*AIM*: Whenever a line contains the string "Brasil", copy it out of the entries.

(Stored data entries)

_ _ _

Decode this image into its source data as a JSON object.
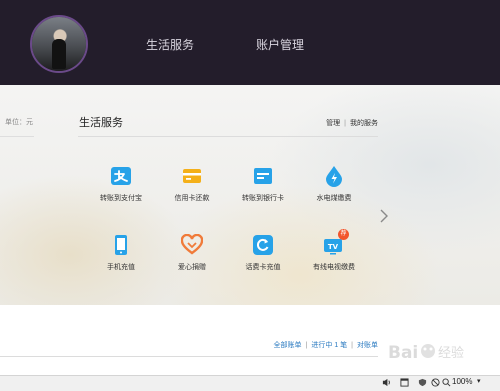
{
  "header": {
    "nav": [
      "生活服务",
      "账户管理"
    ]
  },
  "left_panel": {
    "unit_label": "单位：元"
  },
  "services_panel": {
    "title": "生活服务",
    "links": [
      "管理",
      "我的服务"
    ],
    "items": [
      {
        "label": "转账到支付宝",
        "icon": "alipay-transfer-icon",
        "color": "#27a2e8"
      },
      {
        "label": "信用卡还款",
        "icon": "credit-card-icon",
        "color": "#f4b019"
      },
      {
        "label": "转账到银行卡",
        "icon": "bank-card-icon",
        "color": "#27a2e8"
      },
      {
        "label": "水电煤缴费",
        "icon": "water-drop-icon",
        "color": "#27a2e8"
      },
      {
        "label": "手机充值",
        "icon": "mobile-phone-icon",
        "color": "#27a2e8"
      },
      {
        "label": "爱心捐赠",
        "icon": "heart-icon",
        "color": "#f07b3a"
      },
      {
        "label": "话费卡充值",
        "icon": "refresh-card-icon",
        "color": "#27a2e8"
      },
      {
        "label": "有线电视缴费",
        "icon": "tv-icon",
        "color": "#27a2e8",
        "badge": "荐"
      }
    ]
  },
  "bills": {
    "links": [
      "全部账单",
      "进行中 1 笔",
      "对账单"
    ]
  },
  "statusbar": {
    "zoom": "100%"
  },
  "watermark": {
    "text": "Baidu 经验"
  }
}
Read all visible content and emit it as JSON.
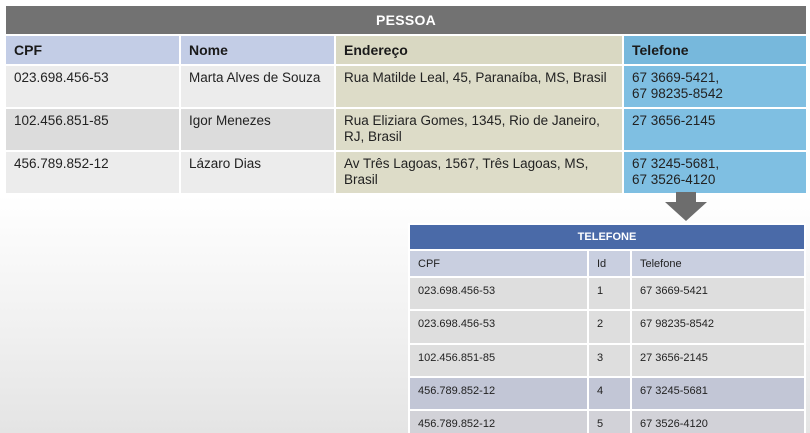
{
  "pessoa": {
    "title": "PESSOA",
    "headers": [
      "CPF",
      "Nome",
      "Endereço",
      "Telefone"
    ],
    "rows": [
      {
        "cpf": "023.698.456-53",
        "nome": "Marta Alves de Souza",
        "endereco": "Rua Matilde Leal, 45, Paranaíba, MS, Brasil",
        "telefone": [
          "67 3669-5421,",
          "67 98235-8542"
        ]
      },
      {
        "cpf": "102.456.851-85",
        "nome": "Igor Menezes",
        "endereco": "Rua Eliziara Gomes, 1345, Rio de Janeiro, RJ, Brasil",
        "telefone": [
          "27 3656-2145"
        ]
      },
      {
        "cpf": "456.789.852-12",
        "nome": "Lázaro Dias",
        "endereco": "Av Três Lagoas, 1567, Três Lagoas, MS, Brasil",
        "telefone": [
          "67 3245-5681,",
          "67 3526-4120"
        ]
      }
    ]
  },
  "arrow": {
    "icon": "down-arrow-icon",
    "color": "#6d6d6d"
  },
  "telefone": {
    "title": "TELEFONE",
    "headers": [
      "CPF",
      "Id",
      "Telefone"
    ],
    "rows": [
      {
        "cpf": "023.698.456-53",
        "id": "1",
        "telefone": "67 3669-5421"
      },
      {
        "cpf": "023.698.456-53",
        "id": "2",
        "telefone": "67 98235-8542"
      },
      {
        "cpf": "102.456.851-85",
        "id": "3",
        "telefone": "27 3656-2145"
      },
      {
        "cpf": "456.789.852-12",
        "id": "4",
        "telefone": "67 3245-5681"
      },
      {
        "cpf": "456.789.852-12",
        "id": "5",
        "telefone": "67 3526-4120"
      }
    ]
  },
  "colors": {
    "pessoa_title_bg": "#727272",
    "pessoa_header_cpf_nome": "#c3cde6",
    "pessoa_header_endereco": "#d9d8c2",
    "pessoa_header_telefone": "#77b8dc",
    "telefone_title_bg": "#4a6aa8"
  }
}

_ _ _

*WRITTEN REPLY*:
        "endereco": "Rua Matilde Leal, 45, Paranaíba, MS, Brasil",
        "endereco": "Rua Eliziara Gomes, 1345, Rio de Janeiro, RJ, Brasil",
        "endereco": "Av Três Lagoas, 1567, Três Lagoas, MS, Brasil",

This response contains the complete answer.